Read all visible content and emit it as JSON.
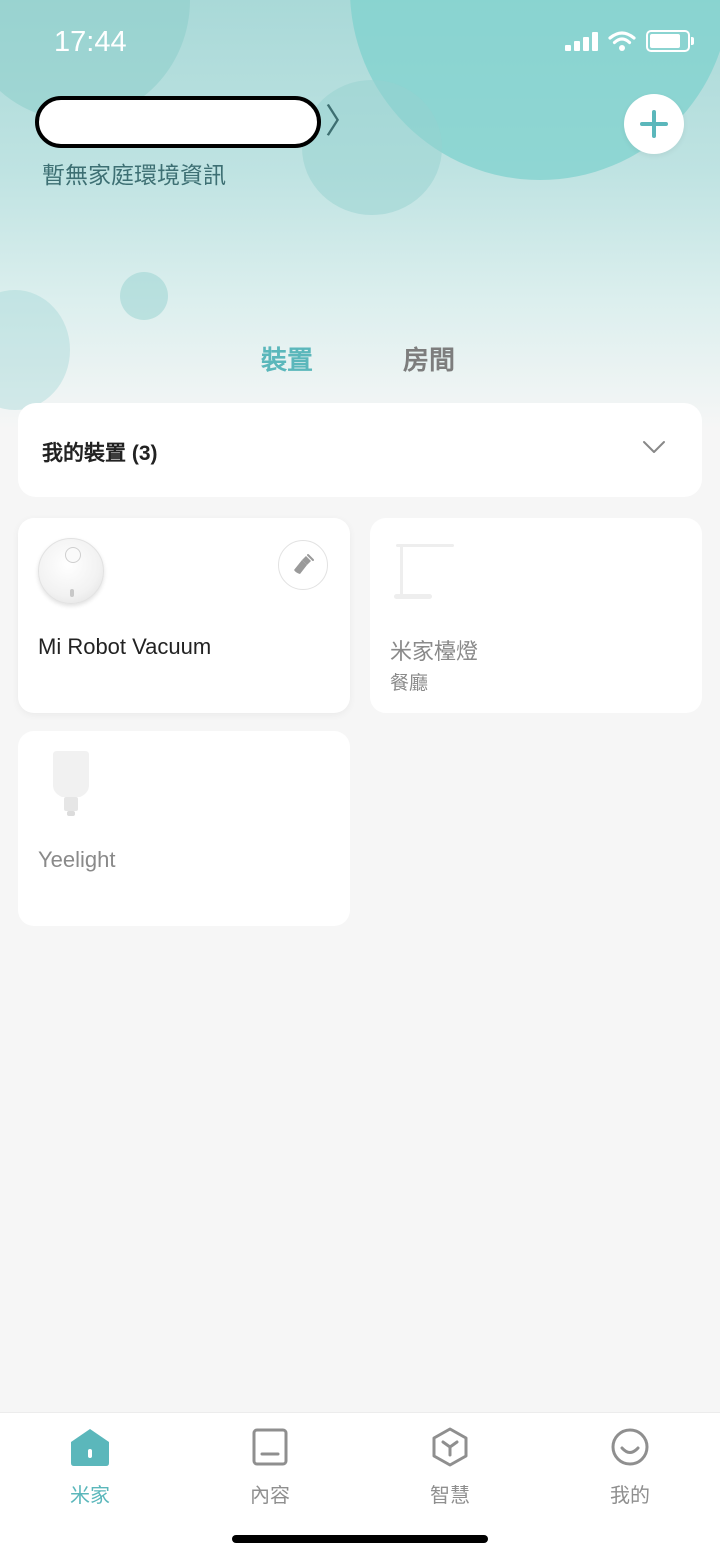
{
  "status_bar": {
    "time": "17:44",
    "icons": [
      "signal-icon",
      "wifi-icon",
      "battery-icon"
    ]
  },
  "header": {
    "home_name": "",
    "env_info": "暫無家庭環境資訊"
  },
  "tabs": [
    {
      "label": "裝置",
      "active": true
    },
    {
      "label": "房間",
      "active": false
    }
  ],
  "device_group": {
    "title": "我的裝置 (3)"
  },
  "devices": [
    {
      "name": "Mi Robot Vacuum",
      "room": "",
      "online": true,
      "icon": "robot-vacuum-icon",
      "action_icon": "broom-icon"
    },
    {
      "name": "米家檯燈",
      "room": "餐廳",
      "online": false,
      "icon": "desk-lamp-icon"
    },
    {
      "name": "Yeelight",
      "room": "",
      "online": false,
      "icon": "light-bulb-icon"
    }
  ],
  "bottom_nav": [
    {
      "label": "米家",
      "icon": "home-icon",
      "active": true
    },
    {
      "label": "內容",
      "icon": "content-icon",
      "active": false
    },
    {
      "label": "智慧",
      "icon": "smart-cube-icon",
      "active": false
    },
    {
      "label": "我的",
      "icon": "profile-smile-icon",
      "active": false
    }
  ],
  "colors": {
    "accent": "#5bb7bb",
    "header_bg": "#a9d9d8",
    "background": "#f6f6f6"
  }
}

* * *

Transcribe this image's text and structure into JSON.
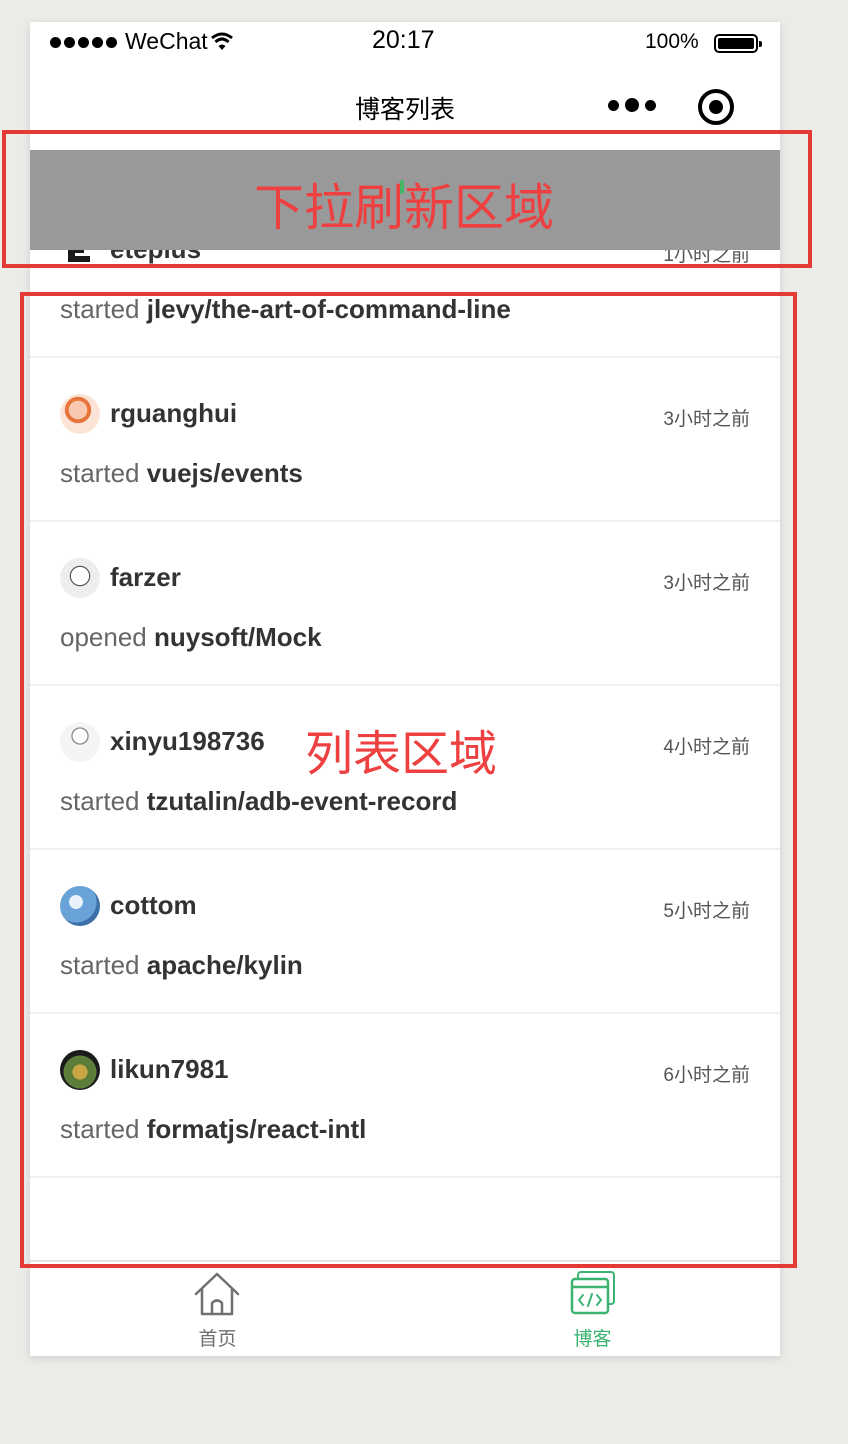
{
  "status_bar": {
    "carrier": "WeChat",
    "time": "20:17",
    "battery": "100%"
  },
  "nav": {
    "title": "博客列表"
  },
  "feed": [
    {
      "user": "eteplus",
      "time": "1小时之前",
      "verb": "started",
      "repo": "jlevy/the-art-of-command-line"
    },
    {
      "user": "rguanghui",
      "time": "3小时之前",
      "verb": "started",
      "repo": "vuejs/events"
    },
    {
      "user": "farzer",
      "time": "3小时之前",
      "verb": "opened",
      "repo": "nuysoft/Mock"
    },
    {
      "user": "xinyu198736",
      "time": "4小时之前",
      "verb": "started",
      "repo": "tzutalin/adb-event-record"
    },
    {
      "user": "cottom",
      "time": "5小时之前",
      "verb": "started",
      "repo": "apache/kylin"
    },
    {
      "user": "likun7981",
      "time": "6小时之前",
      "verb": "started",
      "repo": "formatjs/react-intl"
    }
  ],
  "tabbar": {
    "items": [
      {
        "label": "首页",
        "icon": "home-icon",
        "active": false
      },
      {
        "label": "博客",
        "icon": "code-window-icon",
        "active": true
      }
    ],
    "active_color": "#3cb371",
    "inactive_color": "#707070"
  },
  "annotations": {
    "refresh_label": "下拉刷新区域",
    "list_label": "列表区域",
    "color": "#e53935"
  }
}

*WHAT IS NEEDED*.
Extract, from the listing above, every line where the string "content" occurs.

*TASK RESULT*.
Read all visible content and emit it as JSON.
      "icon": "content-icon",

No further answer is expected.